- _SHORT TASK_
Without the images, write out the whole listing exactly.

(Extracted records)
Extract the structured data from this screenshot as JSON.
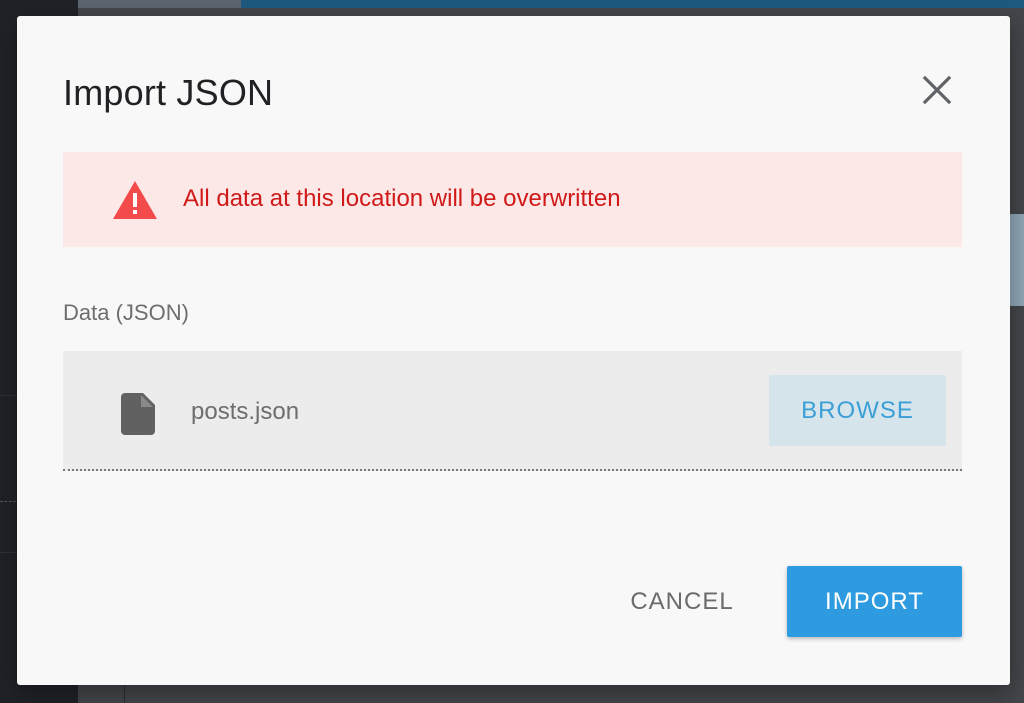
{
  "dialog": {
    "title": "Import JSON",
    "close_icon": "close-icon",
    "alert": {
      "icon": "warning-icon",
      "text": "All data at this location will be overwritten",
      "color": "#d01919",
      "background": "#fce8e6"
    },
    "field": {
      "label": "Data (JSON)",
      "file_icon": "file-icon",
      "file_name": "posts.json",
      "browse_label": "BROWSE"
    },
    "actions": {
      "cancel_label": "CANCEL",
      "import_label": "IMPORT",
      "accent_color": "#2e9be0"
    }
  }
}
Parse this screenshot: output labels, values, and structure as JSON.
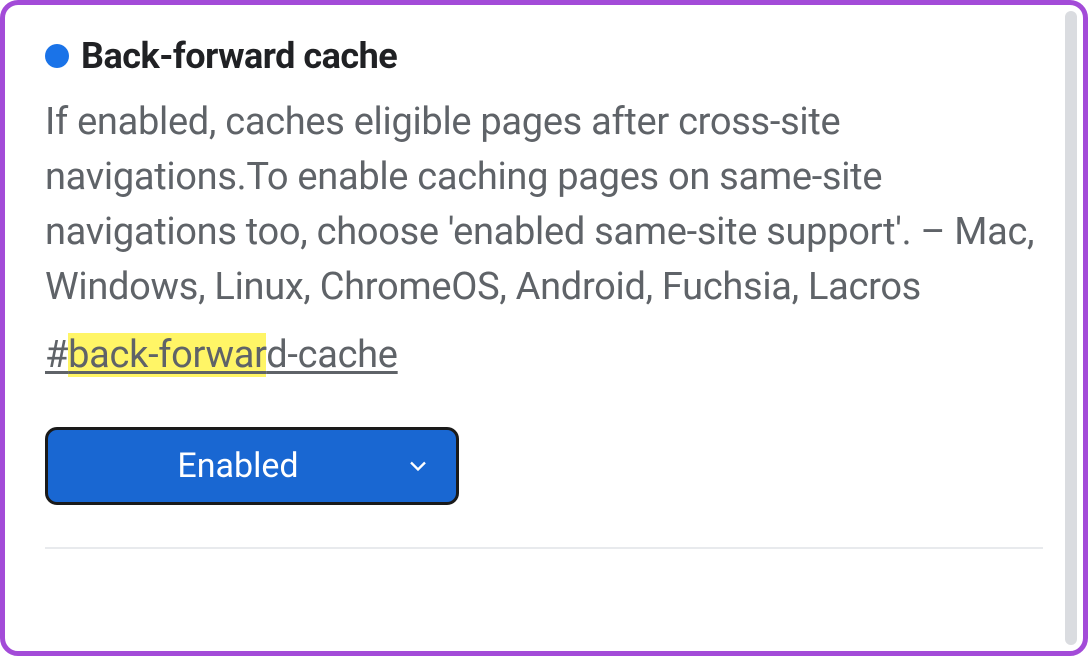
{
  "flag": {
    "title": "Back-forward cache",
    "description": "If enabled, caches eligible pages after cross-site navigations.To enable caching pages on same-site navigations too, choose 'enabled same-site support'. – Mac, Windows, Linux, ChromeOS, Android, Fuchsia, Lacros",
    "anchor_prefix": "#",
    "anchor_highlighted": "back-forwar",
    "anchor_suffix": "d-cache",
    "status_color": "#1a73e8"
  },
  "dropdown": {
    "selected": "Enabled"
  },
  "colors": {
    "frame_border": "#a34bd8",
    "accent": "#1967d2",
    "highlight": "#fff566"
  }
}
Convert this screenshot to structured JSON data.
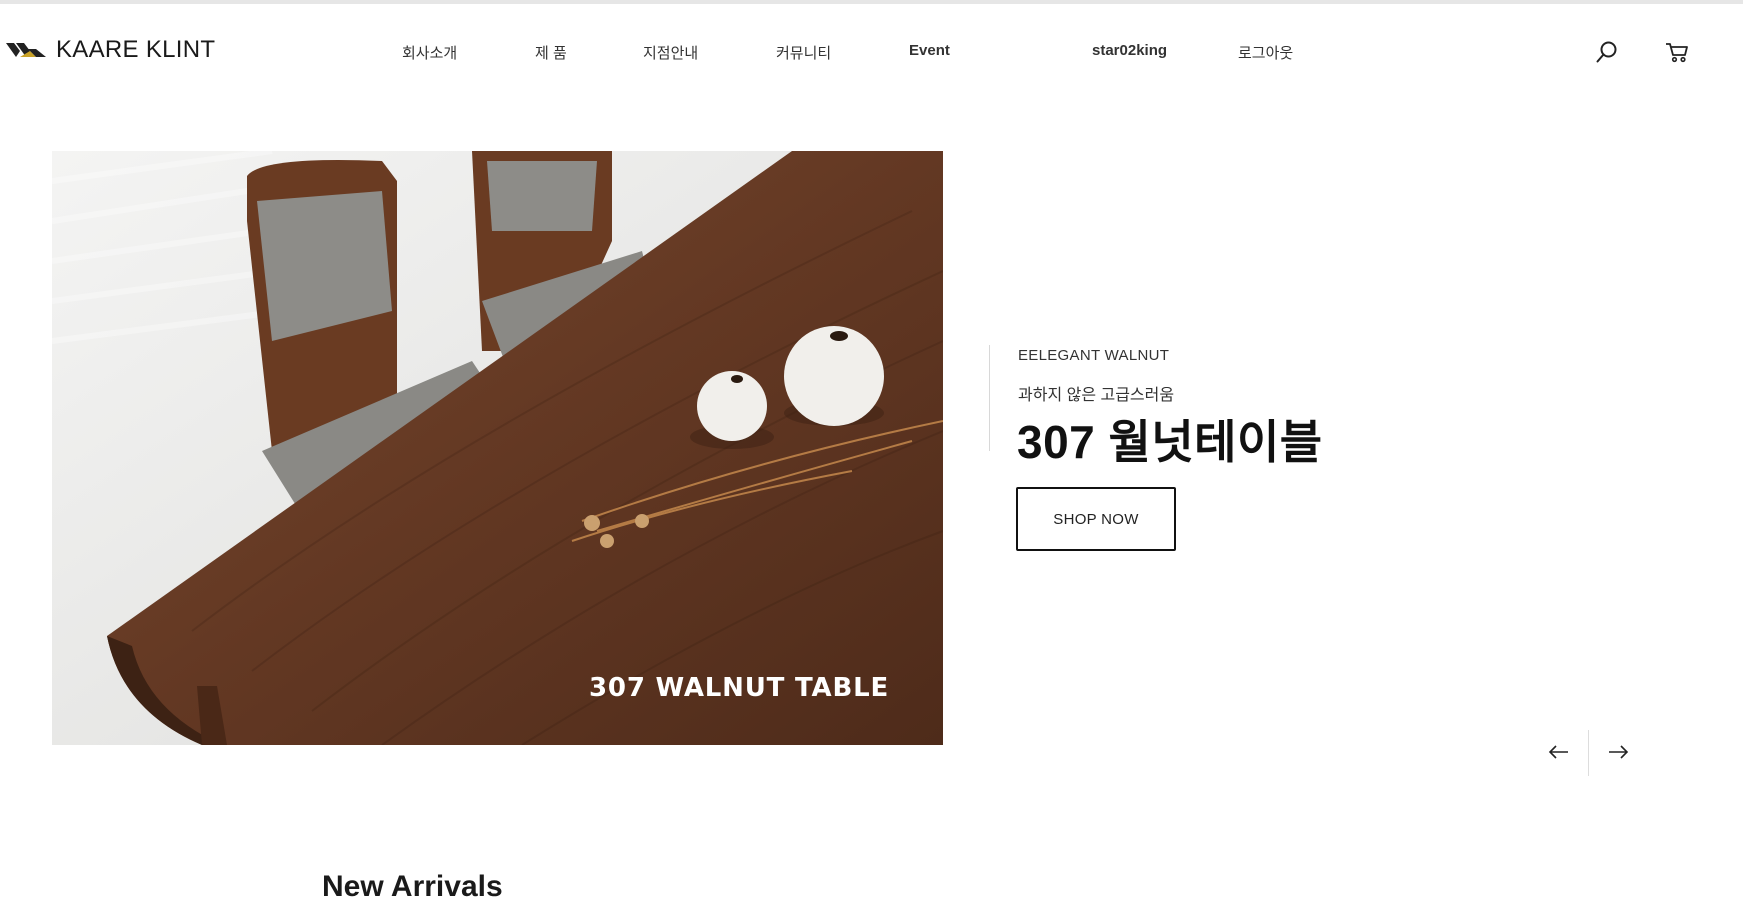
{
  "header": {
    "logo_text": "KAARE KLINT",
    "nav": [
      {
        "label": "회사소개"
      },
      {
        "label": "제 품"
      },
      {
        "label": "지점안내"
      },
      {
        "label": "커뮤니티"
      },
      {
        "label": "Event"
      },
      {
        "label": "star02king"
      },
      {
        "label": "로그아웃"
      }
    ],
    "icons": {
      "search": "search-icon",
      "cart": "cart-icon"
    }
  },
  "hero": {
    "image_caption": "307 WALNUT TABLE",
    "eyebrow": "EELEGANT WALNUT",
    "subtitle": "과하지 않은 고급스러움",
    "title": "307 월넛테이블",
    "cta_label": "SHOP NOW"
  },
  "slider": {
    "prev_icon": "arrow-left-icon",
    "next_icon": "arrow-right-icon"
  },
  "sections": {
    "new_arrivals_title": "New Arrivals"
  },
  "colors": {
    "text_dark": "#111111",
    "wood": "#6b3f26",
    "fabric": "#8c8c88",
    "vase": "#f1efeb"
  }
}
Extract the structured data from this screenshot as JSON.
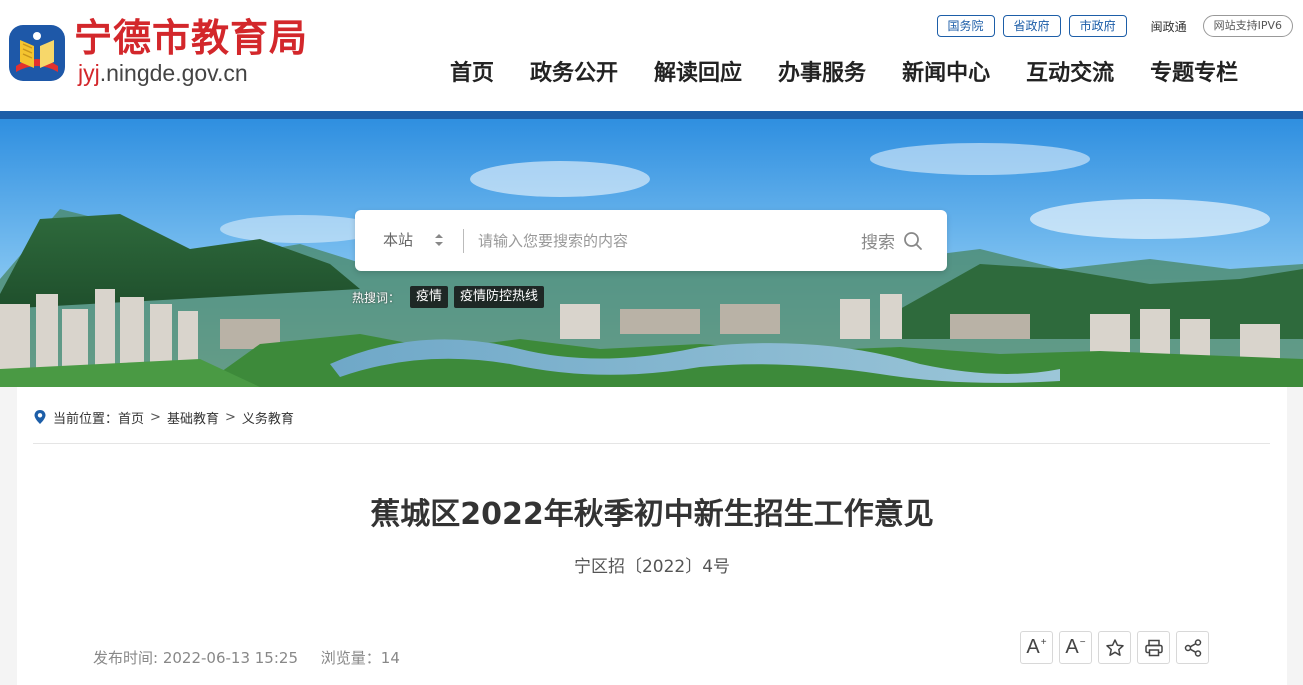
{
  "site": {
    "title": "宁德市教育局",
    "domain_prefix": "jyj",
    "domain_rest": ".ningde.gov.cn"
  },
  "top_links": [
    {
      "label": "国务院"
    },
    {
      "label": "省政府"
    },
    {
      "label": "市政府"
    }
  ],
  "top_plain": "闽政通",
  "ipv6": "网站支持IPV6",
  "nav": [
    {
      "label": "首页"
    },
    {
      "label": "政务公开"
    },
    {
      "label": "解读回应"
    },
    {
      "label": "办事服务"
    },
    {
      "label": "新闻中心"
    },
    {
      "label": "互动交流"
    },
    {
      "label": "专题专栏"
    }
  ],
  "search": {
    "scope": "本站",
    "placeholder": "请输入您要搜索的内容",
    "button": "搜索"
  },
  "hot": {
    "label": "热搜词：",
    "tags": [
      "疫情",
      "疫情防控热线"
    ]
  },
  "breadcrumb": {
    "prefix": "当前位置：",
    "items": [
      "首页",
      "基础教育",
      "义务教育"
    ],
    "separator": ">"
  },
  "article": {
    "title": "蕉城区2022年秋季初中新生招生工作意见",
    "doc_number": "宁区招〔2022〕4号",
    "publish_label": "发布时间: 2022-06-13 15:25",
    "views_label": "浏览量：14"
  },
  "tools": {
    "font_large": "A",
    "font_large_mark": "+",
    "font_small": "A",
    "font_small_mark": "−"
  },
  "colors": {
    "brand_red": "#d3272b",
    "brand_blue": "#1d5ea8"
  }
}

- _COMPLETED TASK_
Extract the structured data from this screenshot as JSON.
{
  "dialog": {
    "title": "Import JSON",
    "close_icon": "close-icon",
    "alert": {
      "icon": "warning-icon",
      "text": "All data at this location will be overwritten",
      "color": "#d01919",
      "background": "#fce8e6"
    },
    "field": {
      "label": "Data (JSON)",
      "file_icon": "file-icon",
      "file_name": "posts.json",
      "browse_label": "BROWSE"
    },
    "actions": {
      "cancel_label": "CANCEL",
      "import_label": "IMPORT",
      "accent_color": "#2e9be0"
    }
  }
}
Parse this screenshot: output labels, values, and structure as JSON.
{
  "flag": {
    "title": "Back-forward cache",
    "description": "If enabled, caches eligible pages after cross-site navigations.To enable caching pages on same-site navigations too, choose 'enabled same-site support'. – Mac, Windows, Linux, ChromeOS, Android, Fuchsia, Lacros",
    "anchor_prefix": "#",
    "anchor_highlighted": "back-forwar",
    "anchor_suffix": "d-cache",
    "status_color": "#1a73e8"
  },
  "dropdown": {
    "selected": "Enabled"
  },
  "colors": {
    "frame_border": "#a34bd8",
    "accent": "#1967d2",
    "highlight": "#fff566"
  }
}
Convert this screenshot to structured JSON data.
{
  "header": {
    "logo_text": "KAARE KLINT",
    "nav": [
      {
        "label": "회사소개"
      },
      {
        "label": "제 품"
      },
      {
        "label": "지점안내"
      },
      {
        "label": "커뮤니티"
      },
      {
        "label": "Event"
      },
      {
        "label": "star02king"
      },
      {
        "label": "로그아웃"
      }
    ],
    "icons": {
      "search": "search-icon",
      "cart": "cart-icon"
    }
  },
  "hero": {
    "image_caption": "307 WALNUT TABLE",
    "eyebrow": "EELEGANT WALNUT",
    "subtitle": "과하지 않은 고급스러움",
    "title": "307 월넛테이블",
    "cta_label": "SHOP NOW"
  },
  "slider": {
    "prev_icon": "arrow-left-icon",
    "next_icon": "arrow-right-icon"
  },
  "sections": {
    "new_arrivals_title": "New Arrivals"
  },
  "colors": {
    "text_dark": "#111111",
    "wood": "#6b3f26",
    "fabric": "#8c8c88",
    "vase": "#f1efeb"
  }
}
Extract the structured data from this screenshot as JSON.
{
  "site": {
    "title": "宁德市教育局",
    "domain_prefix": "jyj",
    "domain_rest": ".ningde.gov.cn"
  },
  "top_links": [
    {
      "label": "国务院"
    },
    {
      "label": "省政府"
    },
    {
      "label": "市政府"
    }
  ],
  "top_plain": "闽政通",
  "ipv6": "网站支持IPV6",
  "nav": [
    {
      "label": "首页"
    },
    {
      "label": "政务公开"
    },
    {
      "label": "解读回应"
    },
    {
      "label": "办事服务"
    },
    {
      "label": "新闻中心"
    },
    {
      "label": "互动交流"
    },
    {
      "label": "专题专栏"
    }
  ],
  "search": {
    "scope": "本站",
    "placeholder": "请输入您要搜索的内容",
    "button": "搜索"
  },
  "hot": {
    "label": "热搜词：",
    "tags": [
      "疫情",
      "疫情防控热线"
    ]
  },
  "breadcrumb": {
    "prefix": "当前位置：",
    "items": [
      "首页",
      "基础教育",
      "义务教育"
    ],
    "separator": ">"
  },
  "article": {
    "title": "蕉城区2022年秋季初中新生招生工作意见",
    "doc_number": "宁区招〔2022〕4号",
    "publish_label": "发布时间: 2022-06-13 15:25",
    "views_label": "浏览量：14"
  },
  "tools": {
    "font_large": "A",
    "font_large_mark": "+",
    "font_small": "A",
    "font_small_mark": "−"
  },
  "colors": {
    "brand_red": "#d3272b",
    "brand_blue": "#1d5ea8"
  }
}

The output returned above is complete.